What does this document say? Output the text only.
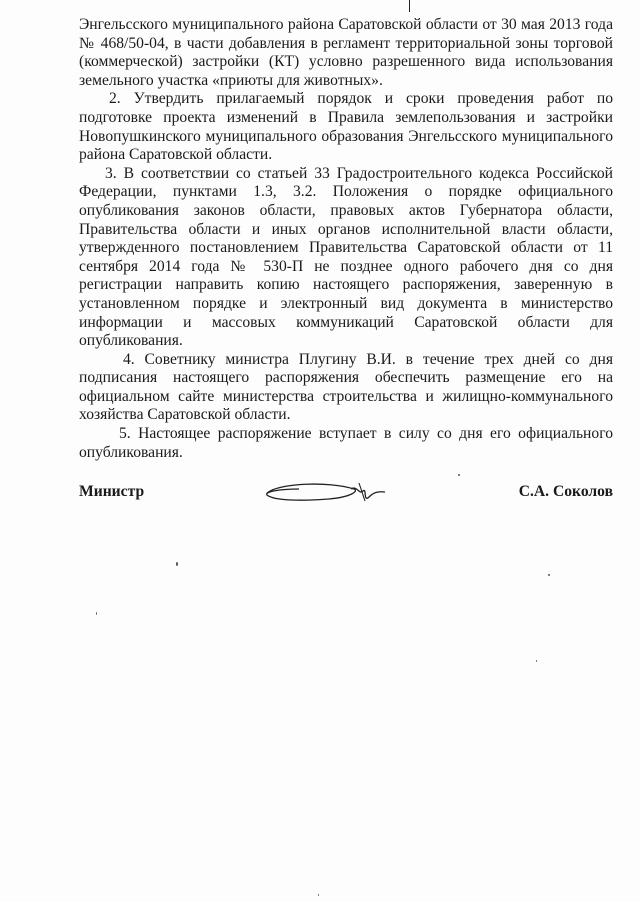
Энгельсского муниципального района Саратовской области от 30 мая 2013 года № 468/50-04, в части добавления в регламент территориальной зоны торговой (коммерческой) застройки (КТ) условно разрешенного вида использования земельного участка «приюты для животных».

2. Утвердить прилагаемый порядок и сроки проведения работ по подготовке проекта изменений в Правила землепользования и застройки Новопушкинского муниципального образования Энгельсского муниципального района Саратовской области.

3. В соответствии со статьей 33 Градостроительного кодекса Российской Федерации, пунктами 1.3, 3.2. Положения о порядке официального опубликования законов области, правовых актов Губернатора области, Правительства области и иных органов исполнительной власти области, утвержденного постановлением Правительства Саратовской области от 11 сентября 2014 года № 530-П не позднее одного рабочего дня со дня регистрации направить копию настоящего распоряжения, заверенную в установленном порядке и электронный вид документа в министерство информации и массовых коммуникаций Саратовской области для опубликования.

4. Советнику министра Плугину В.И. в течение трех дней со дня подписания настоящего распоряжения обеспечить размещение его на официальном сайте министерства строительства и жилищно-коммунального хозяйства Саратовской области.

5. Настоящее распоряжение вступает в силу со дня его официального опубликования.

Министр	С.А. Соколов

══════

> _EXERCISE BRIEF_:
All of the lines above should be retyped precisely, apart from the pictures.

> _EXERCISE ANSWER_:
What does this document say? Output the text only.
Энгельсского муниципального района Саратовской области от 30 мая 2013 года № 468/50-04, в части добавления в регламент территориальной зоны торговой (коммерческой) застройки (КТ) условно разрешенного вида использования земельного участка «приюты для животных».

2. Утвердить прилагаемый порядок и сроки проведения работ по подготовке проекта изменений в Правила землепользования и застройки Новопушкинского муниципального образования Энгельсского муниципального района Саратовской области.

3. В соответствии со статьей 33 Градостроительного кодекса Российской Федерации, пунктами 1.3, 3.2. Положения о порядке официального опубликования законов области, правовых актов Губернатора области, Правительства области и иных органов исполнительной власти области, утвержденного постановлением Правительства Саратовской области от 11 сентября 2014 года № 530-П не позднее одного рабочего дня со дня регистрации направить копию настоящего распоряжения, заверенную в установленном порядке и электронный вид документа в министерство информации и массовых коммуникаций Саратовской области для опубликования.

4. Советнику министра Плугину В.И. в течение трех дней со дня подписания настоящего распоряжения обеспечить размещение его на официальном сайте министерства строительства и жилищно-коммунального хозяйства Саратовской области.

5. Настоящее распоряжение вступает в силу со дня его официального опубликования.

Министр	С.А. Соколов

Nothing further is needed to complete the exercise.